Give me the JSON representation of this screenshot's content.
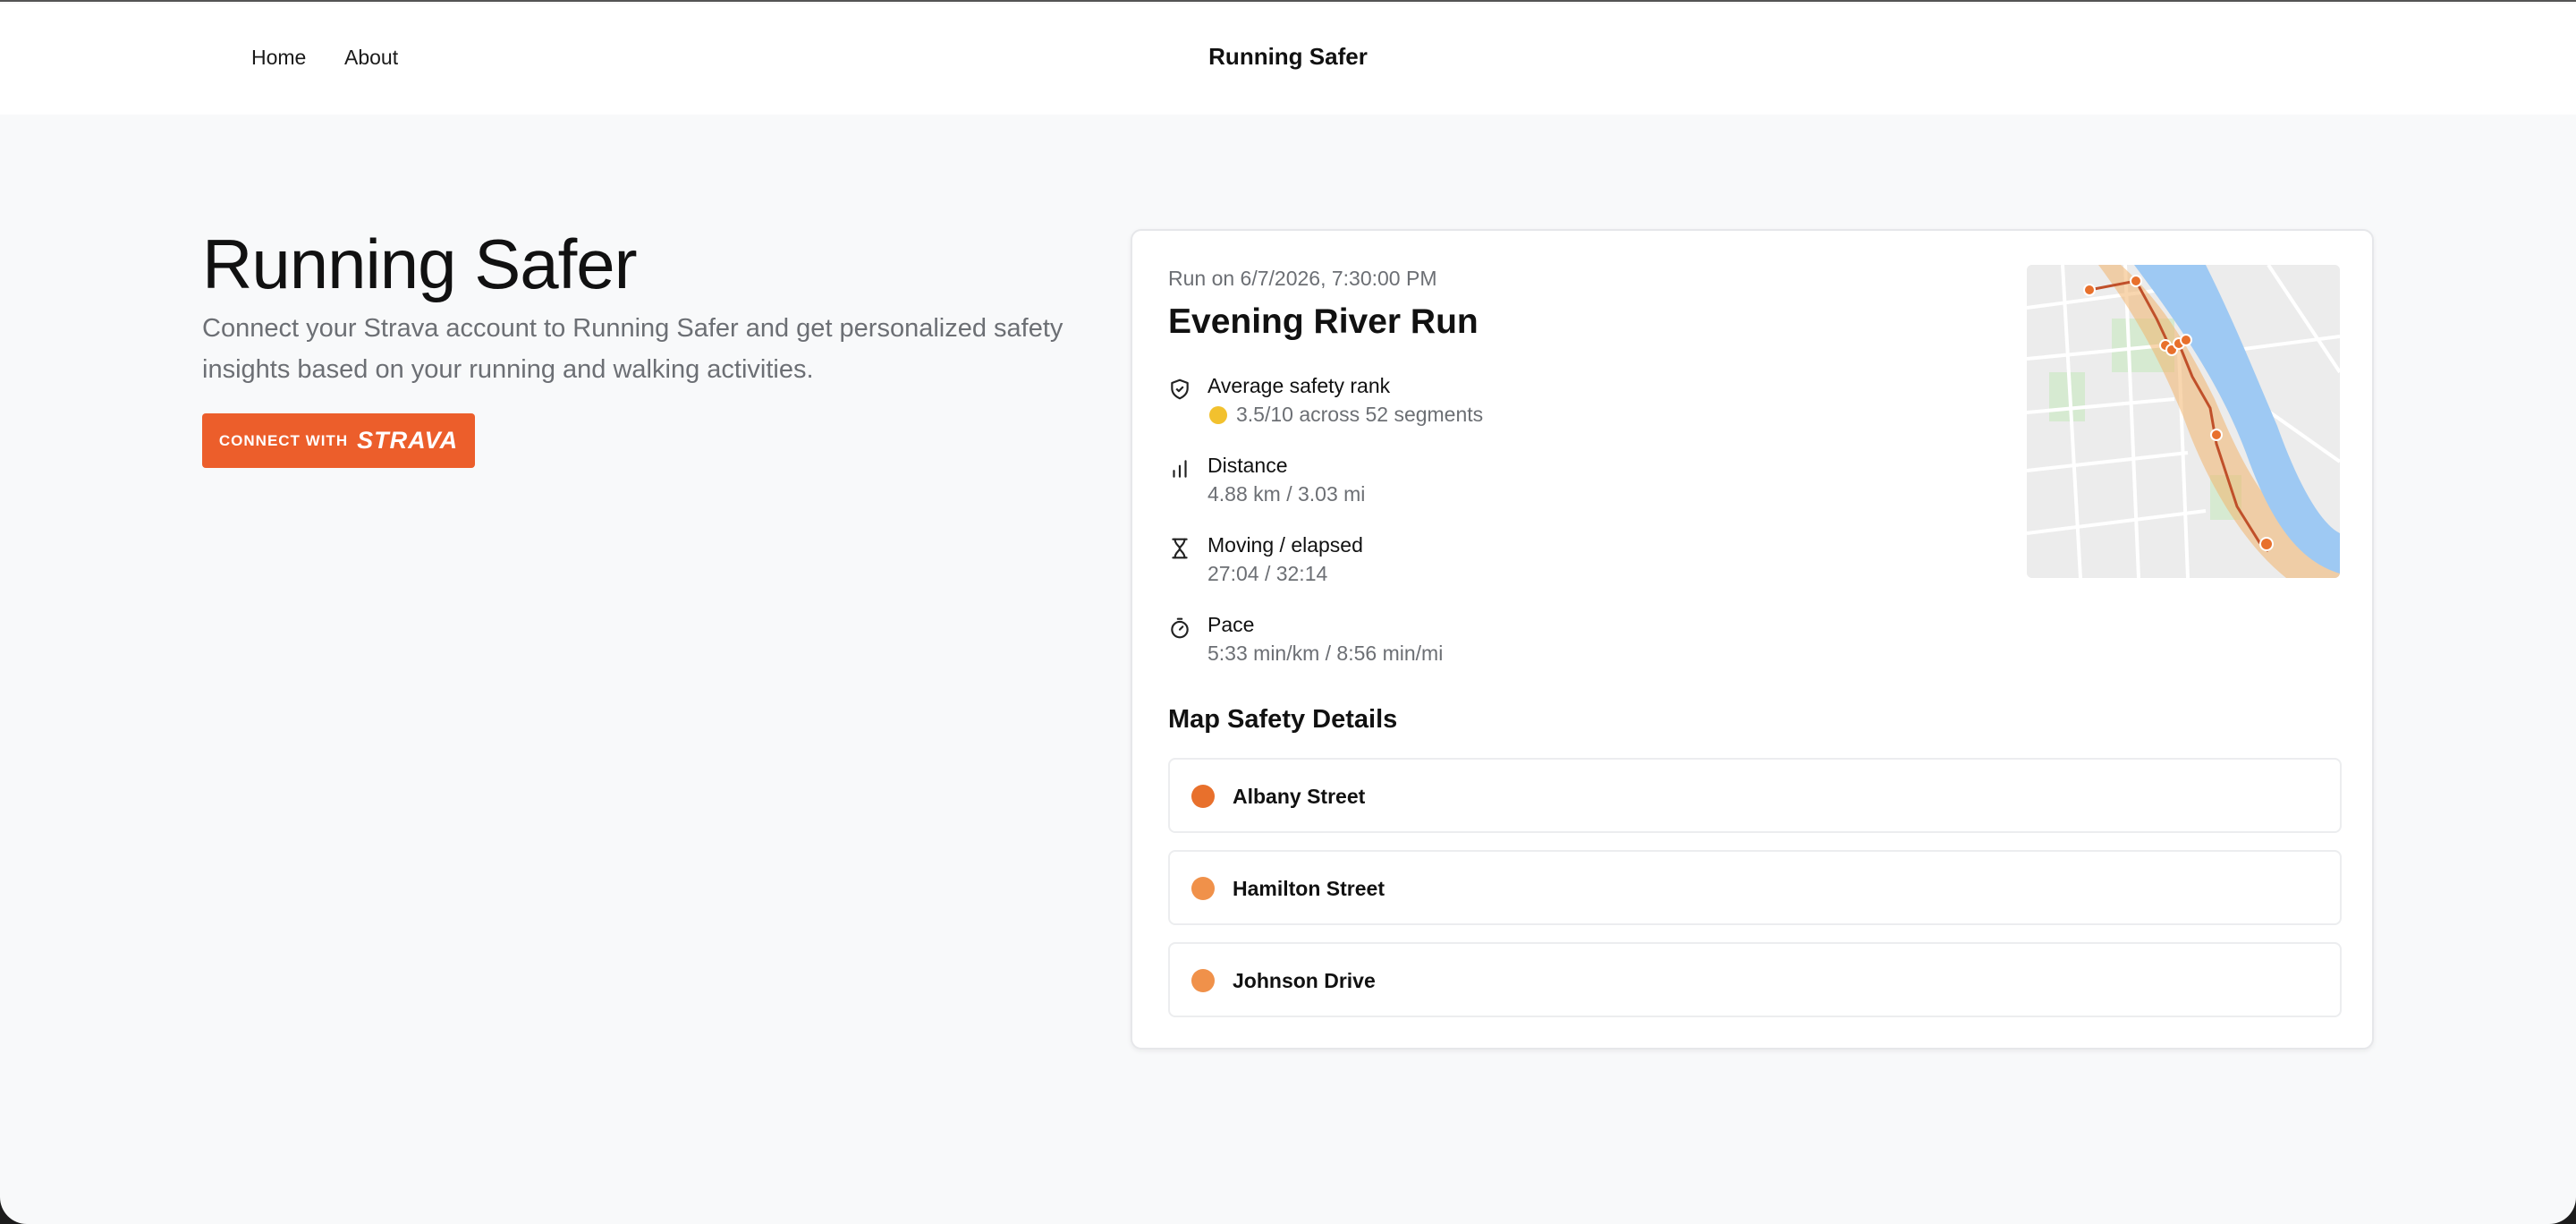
{
  "nav": {
    "home": "Home",
    "about": "About",
    "brand": "Running Safer"
  },
  "hero": {
    "title": "Running Safer",
    "description": "Connect your Strava account to Running Safer and get personalized safety insights based on your running and walking activities.",
    "connect_prefix": "CONNECT WITH",
    "connect_brand": "STRAVA"
  },
  "run": {
    "date": "Run on 6/7/2026, 7:30:00 PM",
    "name": "Evening River Run",
    "stats": [
      {
        "label": "Average safety rank",
        "value": "3.5/10 across 52 segments",
        "icon": "shield-icon"
      },
      {
        "label": "Distance",
        "value": "4.88 km / 3.03 mi",
        "icon": "bar-chart-icon"
      },
      {
        "label": "Moving / elapsed",
        "value": "27:04 / 32:14",
        "icon": "hourglass-icon"
      },
      {
        "label": "Pace",
        "value": "5:33 min/km / 8:56 min/mi",
        "icon": "stopwatch-icon"
      }
    ]
  },
  "map_section": {
    "title": "Map Safety Details",
    "streets": [
      {
        "name": "Albany Street",
        "color": "#e8702c"
      },
      {
        "name": "Hamilton Street",
        "color": "#f0914a"
      },
      {
        "name": "Johnson Drive",
        "color": "#f0914a"
      }
    ]
  },
  "colors": {
    "strava": "#ec5e2b",
    "safety_dot": "#f2c12e",
    "route": "#c0502a",
    "river": "#9ec9f3"
  }
}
-------
WHAT THIS TASK INVOLVES> Which lines hold the string "icon"? Copy all of them from the data above.

REPLY>
        "icon": "shield-icon"
        "icon": "bar-chart-icon"
        "icon": "hourglass-icon"
        "icon": "stopwatch-icon"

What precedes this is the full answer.